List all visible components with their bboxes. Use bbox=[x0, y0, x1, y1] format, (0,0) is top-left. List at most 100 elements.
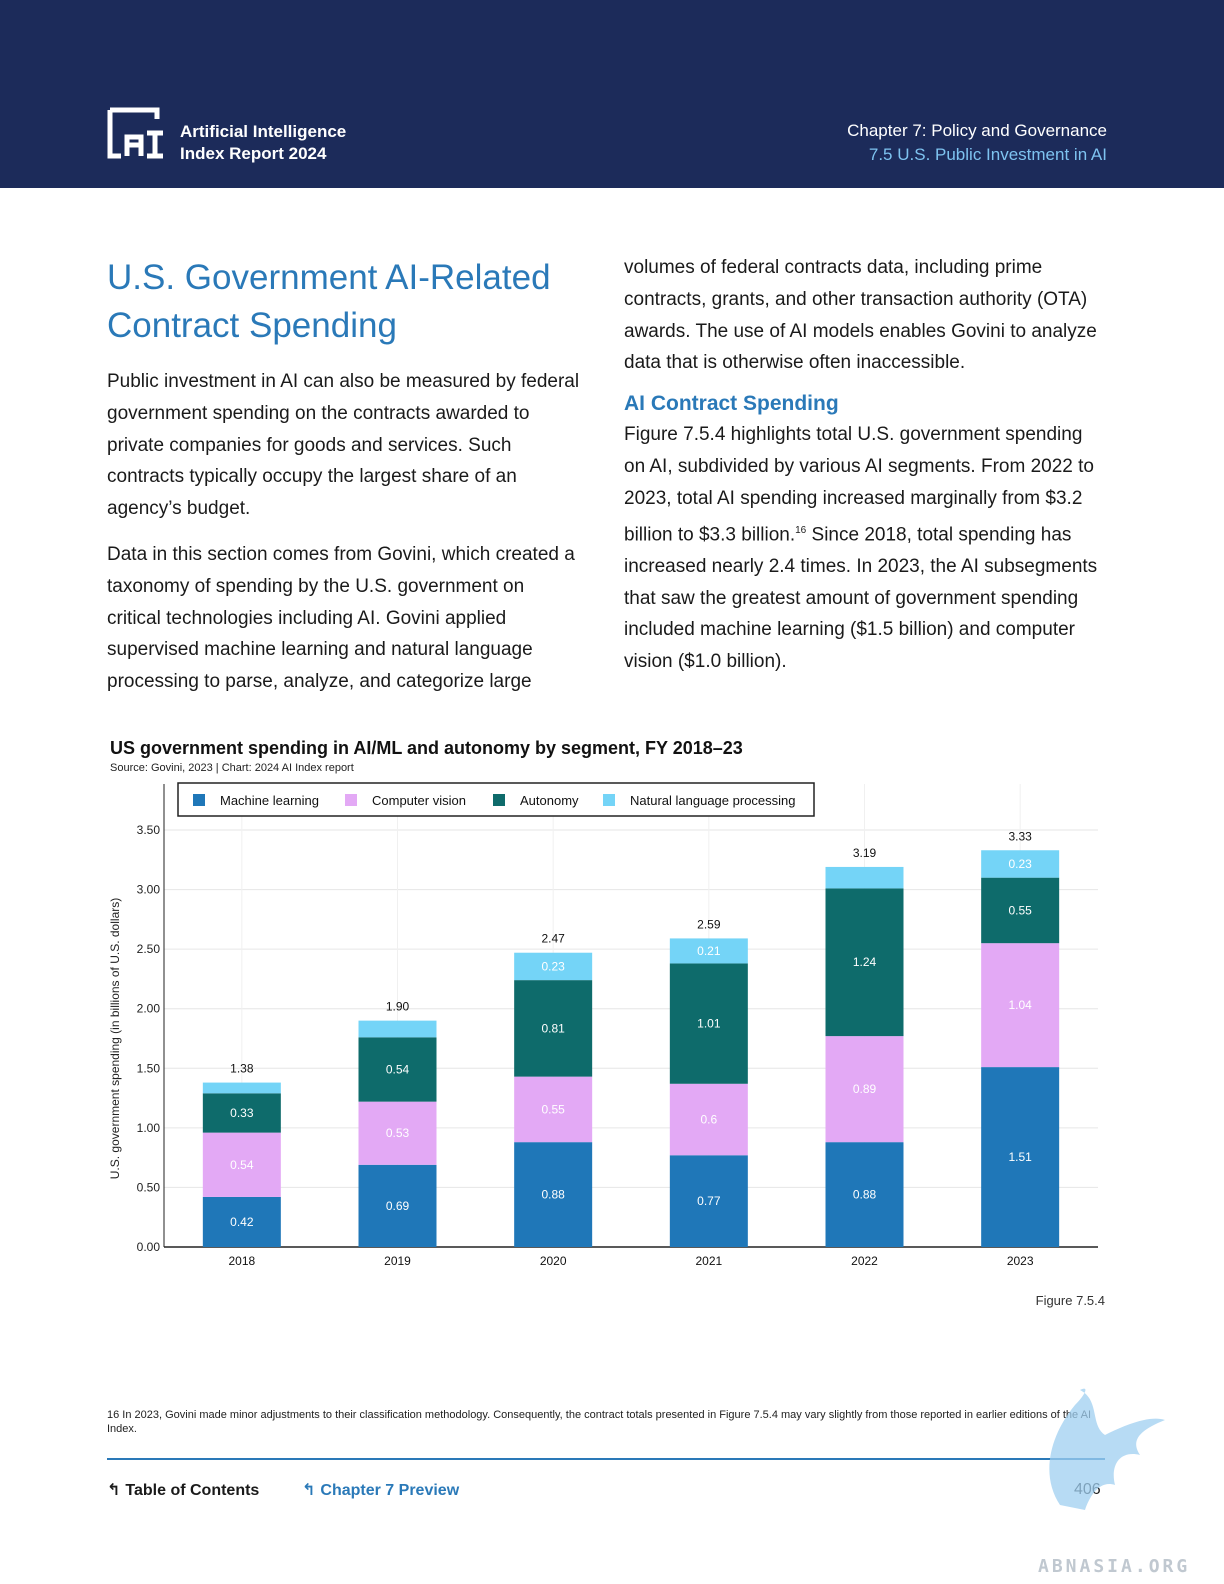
return-arrow-icon: ↰ bbox=[302, 1482, 316, 1499]
legend-swatch bbox=[193, 794, 205, 806]
footnote-ref[interactable]: 16 bbox=[795, 524, 807, 536]
data-label: 1.01 bbox=[697, 1017, 721, 1031]
y-tick-label: 1.00 bbox=[137, 1121, 161, 1135]
y-tick-label: 3.50 bbox=[137, 823, 161, 837]
x-tick-label: 2022 bbox=[851, 1254, 878, 1268]
bar-segment bbox=[202, 1093, 281, 1133]
data-label: 1.04 bbox=[1008, 998, 1032, 1012]
figure-label: Figure 7.5.4 bbox=[1035, 1293, 1105, 1308]
legend-label: Machine learning bbox=[220, 793, 319, 808]
bar-segment bbox=[825, 888, 904, 1037]
bar-segment bbox=[202, 1082, 281, 1094]
data-label: 0.21 bbox=[697, 944, 721, 958]
subheading: AI Contract Spending bbox=[624, 392, 839, 416]
section-heading: U.S. Government AI-Related Contract Spen… bbox=[107, 258, 551, 345]
total-label: 3.33 bbox=[1008, 829, 1032, 843]
bar-segment bbox=[981, 943, 1060, 1068]
y-tick-label: 0.00 bbox=[137, 1240, 161, 1254]
bar-segment bbox=[202, 1196, 281, 1247]
x-tick-label: 2019 bbox=[384, 1254, 411, 1268]
data-label: 1.24 bbox=[853, 955, 877, 969]
bar-segment bbox=[514, 1142, 593, 1247]
bar-segment bbox=[514, 980, 593, 1077]
total-label: 1.90 bbox=[386, 1000, 410, 1014]
chapter-title: Chapter 7: Policy and Governance bbox=[847, 121, 1107, 140]
left-column: U.S. Government AI-Related Contract Spen… bbox=[107, 254, 582, 698]
footnote: 16 In 2023, Govini made minor adjustment… bbox=[107, 1409, 1091, 1435]
report-title: Artificial Intelligence Index Report 202… bbox=[180, 122, 347, 163]
x-tick-label: 2023 bbox=[1007, 1254, 1034, 1268]
data-label: 0.54 bbox=[386, 1062, 410, 1076]
bar-segment bbox=[981, 877, 1060, 944]
data-label: 0.81 bbox=[541, 1021, 565, 1035]
data-label: 0.77 bbox=[697, 1194, 721, 1208]
data-label: 0.55 bbox=[1008, 903, 1032, 917]
bar-segment bbox=[669, 1155, 748, 1247]
chart-title: US government spending in AI/ML and auto… bbox=[110, 738, 743, 758]
total-label: 3.19 bbox=[853, 846, 877, 860]
data-label: 0.54 bbox=[230, 1158, 254, 1172]
y-tick-label: 3.00 bbox=[137, 883, 161, 897]
y-axis-label: U.S. government spending (in billions of… bbox=[108, 898, 122, 1179]
data-label: 0.88 bbox=[853, 1188, 877, 1202]
page-header: Artificial Intelligence Index Report 202… bbox=[0, 0, 1224, 188]
table-of-contents-link[interactable]: ↰ Table of Contents bbox=[107, 1482, 260, 1499]
bar-segment bbox=[669, 938, 748, 964]
data-label: 0.89 bbox=[853, 1082, 877, 1096]
data-label: 0.53 bbox=[386, 1126, 410, 1140]
y-tick-label: 2.50 bbox=[137, 942, 161, 956]
chart-source: Source: Govini, 2023 | Chart: 2024 AI In… bbox=[110, 762, 354, 774]
watermark-text: ABNASIA.ORG bbox=[1038, 1556, 1191, 1577]
data-label: 1.51 bbox=[1008, 1150, 1032, 1164]
y-tick-label: 1.50 bbox=[137, 1061, 161, 1075]
data-label: 0.23 bbox=[541, 959, 565, 973]
bar-segment bbox=[669, 1083, 748, 1156]
ai-index-logo-icon bbox=[107, 107, 163, 159]
chapter-preview-link[interactable]: ↰ Chapter 7 Preview bbox=[302, 1482, 460, 1499]
return-arrow-icon: ↰ bbox=[107, 1482, 121, 1499]
x-tick-label: 2020 bbox=[540, 1254, 567, 1268]
legend-label: Autonomy bbox=[520, 793, 579, 808]
total-label: 2.47 bbox=[541, 932, 565, 946]
legend-swatch bbox=[345, 794, 357, 806]
section-title: 7.5 U.S. Public Investment in AI bbox=[868, 145, 1107, 164]
bar-segment bbox=[825, 1036, 904, 1143]
bar-segment bbox=[202, 1132, 281, 1197]
data-label: 0.69 bbox=[386, 1199, 410, 1213]
stacked-bar-chart: 0.00 0.50 1.00 1.50 2.00 2.50 3.00 3.50 U.S. gov… bbox=[108, 782, 1098, 1268]
bar-segment bbox=[358, 1164, 437, 1247]
bar-segment bbox=[825, 1142, 904, 1247]
legend-label: Natural language processing bbox=[630, 793, 796, 808]
bar-segment bbox=[981, 1067, 1060, 1247]
bar-segment bbox=[669, 963, 748, 1084]
bar-segment bbox=[981, 850, 1060, 878]
data-label: 0.33 bbox=[230, 1106, 254, 1120]
data-label: 0.88 bbox=[541, 1188, 565, 1202]
paragraph: Data in this section comes from Govini, … bbox=[107, 543, 575, 693]
total-label: 1.38 bbox=[230, 1062, 254, 1076]
bar-segment bbox=[358, 1101, 437, 1165]
data-label: 0.55 bbox=[541, 1102, 565, 1116]
data-label: 0.6 bbox=[700, 1113, 717, 1127]
bar-segment bbox=[514, 1076, 593, 1143]
paragraph: Public investment in AI can also be meas… bbox=[107, 371, 580, 520]
data-label: 0.42 bbox=[230, 1215, 254, 1229]
bar-segment bbox=[514, 952, 593, 981]
dragon-watermark-icon bbox=[1049, 1388, 1165, 1510]
footer-divider bbox=[107, 1458, 1105, 1460]
x-tick-label: 2018 bbox=[228, 1254, 255, 1268]
right-column: volumes of federal contracts data, inclu… bbox=[624, 252, 1106, 678]
paragraph: Figure 7.5.4 highlights total U.S. gover… bbox=[624, 424, 1098, 673]
data-label: 0.23 bbox=[1008, 857, 1032, 871]
legend-swatch bbox=[493, 794, 505, 806]
total-label: 2.59 bbox=[697, 917, 721, 931]
bar-segment bbox=[358, 1037, 437, 1102]
paragraph: volumes of federal contracts data, inclu… bbox=[624, 257, 1097, 374]
x-tick-label: 2021 bbox=[695, 1254, 722, 1268]
bar-segment bbox=[825, 866, 904, 889]
y-tick-label: 0.50 bbox=[137, 1180, 161, 1194]
legend-label: Computer vision bbox=[372, 793, 466, 808]
legend-swatch bbox=[603, 794, 615, 806]
bar-segment bbox=[358, 1020, 437, 1038]
chapter-heading: Chapter 7: Policy and Governance 7.5 U.S… bbox=[847, 119, 1107, 167]
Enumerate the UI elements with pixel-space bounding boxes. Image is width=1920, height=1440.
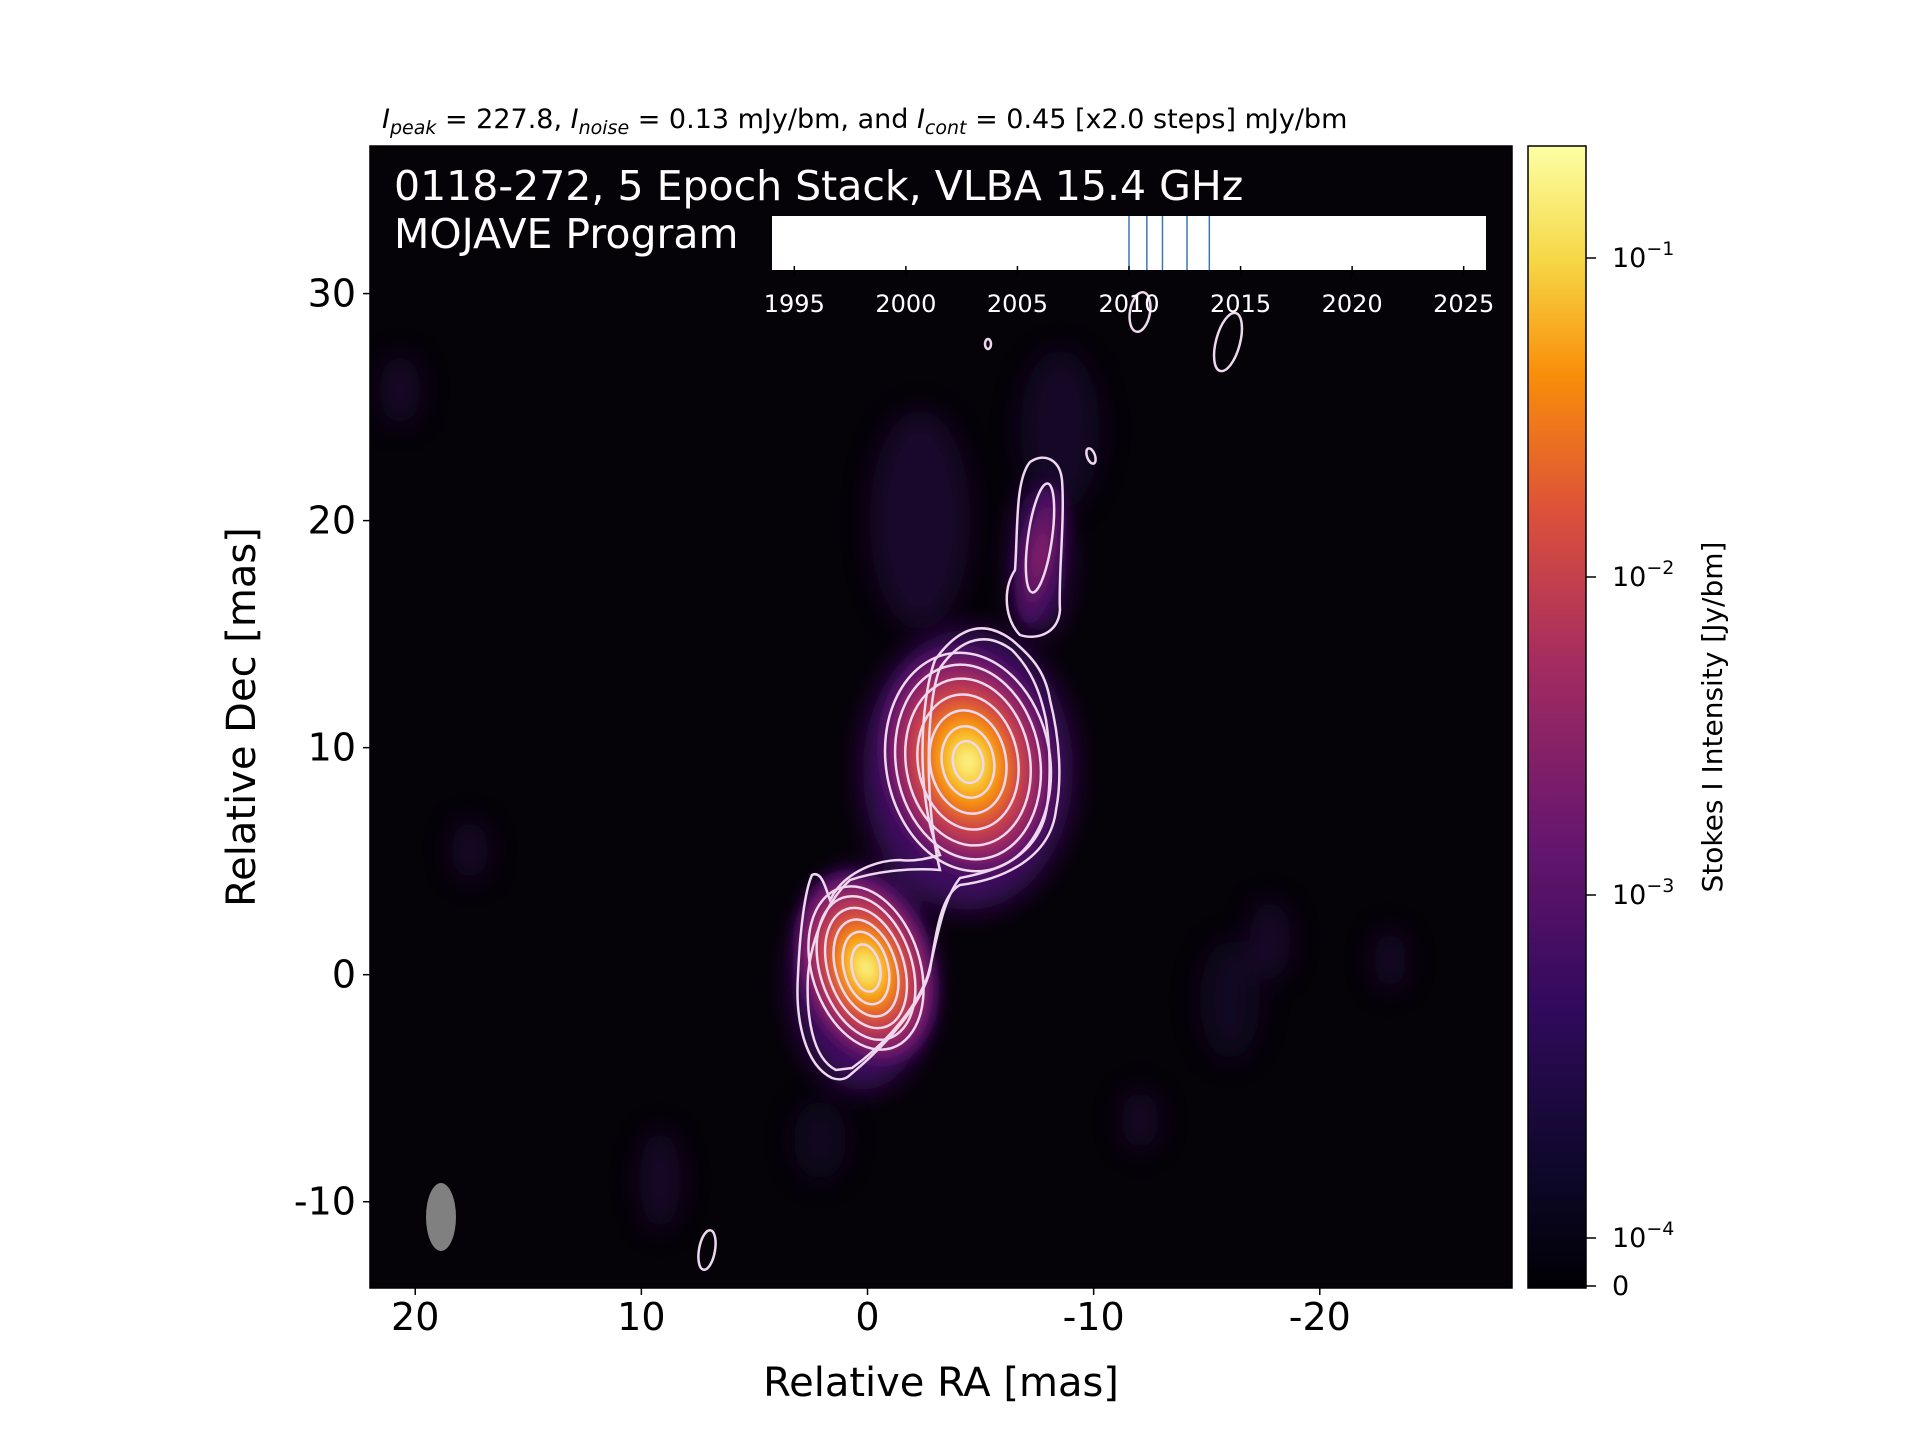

Challenge: Rewrite all of the lines above as a numbered list, skipping blank lines and omitting the pictures.

Right answer:
1. List all visible components with their bboxes. Use bbox=[x0, y0, x1, y1] format, (0,0) is top-left. List at most 100 elements.
2. return-arrow-icon: ↰ bbox=[302, 1482, 316, 1499]
3. legend-swatch bbox=[193, 794, 205, 806]
4. footnote-ref[interactable]: 16 bbox=[795, 524, 807, 536]
5. data-label: 1.01 bbox=[697, 1017, 721, 1031]
6. y-tick-label: 1.00 bbox=[137, 1121, 161, 1135]
7. y-tick-label: 3.50 bbox=[137, 823, 161, 837]
8. x-tick-label: 2022 bbox=[851, 1254, 878, 1268]
9. bar-segment bbox=[202, 1093, 281, 1133]
10. data-label: 1.04 bbox=[1008, 998, 1032, 1012]
11. figure-label: Figure 7.5.4 bbox=[1035, 1293, 1105, 1308]
12. legend-label: Machine learning bbox=[220, 793, 319, 808]
13. bar-segment bbox=[825, 888, 904, 1037]
14. bar-segment bbox=[202, 1082, 281, 1094]
15. data-label: 0.21 bbox=[697, 944, 721, 958]
16. subheading: AI Contract Spending bbox=[624, 392, 839, 416]
17. section-heading: U.S. Government AI-Related Contract Spen… bbox=[107, 258, 551, 345]
18. total-label: 3.33 bbox=[1008, 829, 1032, 843]
19. bar-segment bbox=[981, 943, 1060, 1068]
20. y-tick-label: 0.00 bbox=[137, 1240, 161, 1254]
21. bar-segment bbox=[202, 1196, 281, 1247]
22. x-tick-label: 2019 bbox=[384, 1254, 411, 1268]
23. data-label: 1.24 bbox=[853, 955, 877, 969]
24. bar-segment bbox=[514, 1142, 593, 1247]
25. bar-segment bbox=[514, 980, 593, 1077]
26. total-label: 1.90 bbox=[386, 1000, 410, 1014]
27. chapter-title: Chapter 7: Policy and Governance bbox=[847, 121, 1107, 140]
28. left-column: U.S. Government AI-Related Contract Spen… bbox=[107, 254, 582, 698]
29. footnote: 16 In 2023, Govini made minor adjustment… bbox=[107, 1409, 1091, 1435]
30. report-title: Artificial Intelligence Index Report 202… bbox=[180, 122, 347, 163]
31. x-tick-label: 2023 bbox=[1007, 1254, 1034, 1268]
32. data-label: 0.54 bbox=[386, 1062, 410, 1076]
33. bar-segment bbox=[981, 877, 1060, 944]
34. data-label: 0.81 bbox=[541, 1021, 565, 1035]
35. data-label: 0.77 bbox=[697, 1194, 721, 1208]
36. data-label: 0.55 bbox=[1008, 903, 1032, 917]
37. bar-segment bbox=[669, 1155, 748, 1247]
38. chart-title: US government spending in AI/ML and auto… bbox=[110, 738, 743, 758]
39. total-label: 3.19 bbox=[853, 846, 877, 860]
40. data-label: 0.54 bbox=[230, 1158, 254, 1172]
41. y-tick-label: 3.00 bbox=[137, 883, 161, 897]
42. y-axis-label: U.S. government spending (in billions of… bbox=[108, 898, 122, 1179]
43. data-label: 0.88 bbox=[853, 1188, 877, 1202]
44. page-header: Artificial Intelligence Index Report 202… bbox=[0, 0, 1224, 188]
45. table-of-contents-link[interactable]: ↰ Table of Contents bbox=[107, 1482, 260, 1499]
46. bar-segment bbox=[669, 938, 748, 964]
47. data-label: 0.89 bbox=[853, 1082, 877, 1096]
48. data-label: 0.53 bbox=[386, 1126, 410, 1140]
49. y-tick-label: 2.50 bbox=[137, 942, 161, 956]
50. chart-source: Source: Govini, 2023 | Chart: 2024 AI In… bbox=[110, 762, 354, 774]
51. watermark-text: ABNASIA.ORG bbox=[1038, 1556, 1191, 1577]
52. data-label: 1.51 bbox=[1008, 1150, 1032, 1164]
53. y-tick-label: 1.50 bbox=[137, 1061, 161, 1075]
54. data-label: 0.23 bbox=[541, 959, 565, 973]
55. bar-segment bbox=[669, 1083, 748, 1156]
56. ai-index-logo-icon bbox=[107, 107, 163, 159]
57. chapter-preview-link[interactable]: ↰ Chapter 7 Preview bbox=[302, 1482, 460, 1499]
58. return-arrow-icon: ↰ bbox=[107, 1482, 121, 1499]
59. x-tick-label: 2020 bbox=[540, 1254, 567, 1268]
60. legend-label: Autonomy bbox=[520, 793, 579, 808]
61. total-label: 2.47 bbox=[541, 932, 565, 946]
62. legend-swatch bbox=[345, 794, 357, 806]
63. section-title: 7.5 U.S. Public Investment in AI bbox=[868, 145, 1107, 164]
64. bar-segment bbox=[825, 1036, 904, 1143]
65. bar-segment bbox=[202, 1132, 281, 1197]
66. data-label: 0.69 bbox=[386, 1199, 410, 1213]
67. stacked-bar-chart: 0.00 0.50 1.00 1.50 2.00 2.50 3.00 3.50 U.S. gov… bbox=[108, 782, 1098, 1268]
68. bar-segment bbox=[358, 1164, 437, 1247]
69. bar-segment bbox=[825, 1142, 904, 1247]
70. legend-label: Natural language processing bbox=[630, 793, 796, 808]
71. bar-segment bbox=[981, 1067, 1060, 1247]
72. bar-segment bbox=[669, 963, 748, 1084]
73. bar-segment bbox=[981, 850, 1060, 878]
74. data-label: 0.33 bbox=[230, 1106, 254, 1120]
75. data-label: 0.88 bbox=[541, 1188, 565, 1202]
76. paragraph: Data in this section comes from Govini, … bbox=[107, 543, 575, 693]
77. total-label: 1.38 bbox=[230, 1062, 254, 1076]
78. bar-segment bbox=[358, 1101, 437, 1165]
79. data-label: 0.55 bbox=[541, 1102, 565, 1116]
80. data-label: 0.6 bbox=[700, 1113, 717, 1127]
81. bar-segment bbox=[514, 1076, 593, 1143]
82. paragraph: Public investment in AI can also be meas… bbox=[107, 371, 580, 520]
83. data-label: 0.42 bbox=[230, 1215, 254, 1229]
84. bar-segment bbox=[514, 952, 593, 981]
85. dragon-watermark-icon bbox=[1049, 1388, 1165, 1510]
86. footer-divider bbox=[107, 1458, 1105, 1460]
87. x-tick-label: 2018 bbox=[228, 1254, 255, 1268]
88. right-column: volumes of federal contracts data, inclu… bbox=[624, 252, 1106, 678]
89. paragraph: Figure 7.5.4 highlights total U.S. gover… bbox=[624, 424, 1098, 673]
90. data-label: 0.23 bbox=[1008, 857, 1032, 871]
91. legend-swatch bbox=[493, 794, 505, 806]
92. total-label: 2.59 bbox=[697, 917, 721, 931]
93. bar-segment bbox=[358, 1037, 437, 1102]
94. paragraph: volumes of federal contracts data, inclu… bbox=[624, 257, 1097, 374]
95. x-tick-label: 2021 bbox=[695, 1254, 722, 1268]
96. bar-segment bbox=[825, 866, 904, 889]
97. y-tick-label: 0.50 bbox=[137, 1180, 161, 1194]
98. legend-label: Computer vision bbox=[372, 793, 466, 808]
99. legend-swatch bbox=[603, 794, 615, 806]
100. bar-segment bbox=[358, 1020, 437, 1038]
101. chapter-heading: Chapter 7: Policy and Governance 7.5 U.S… bbox=[847, 119, 1107, 167]
102. Enumerate the UI elements with pixel-space bounding boxes. Image is width=1920, height=1440.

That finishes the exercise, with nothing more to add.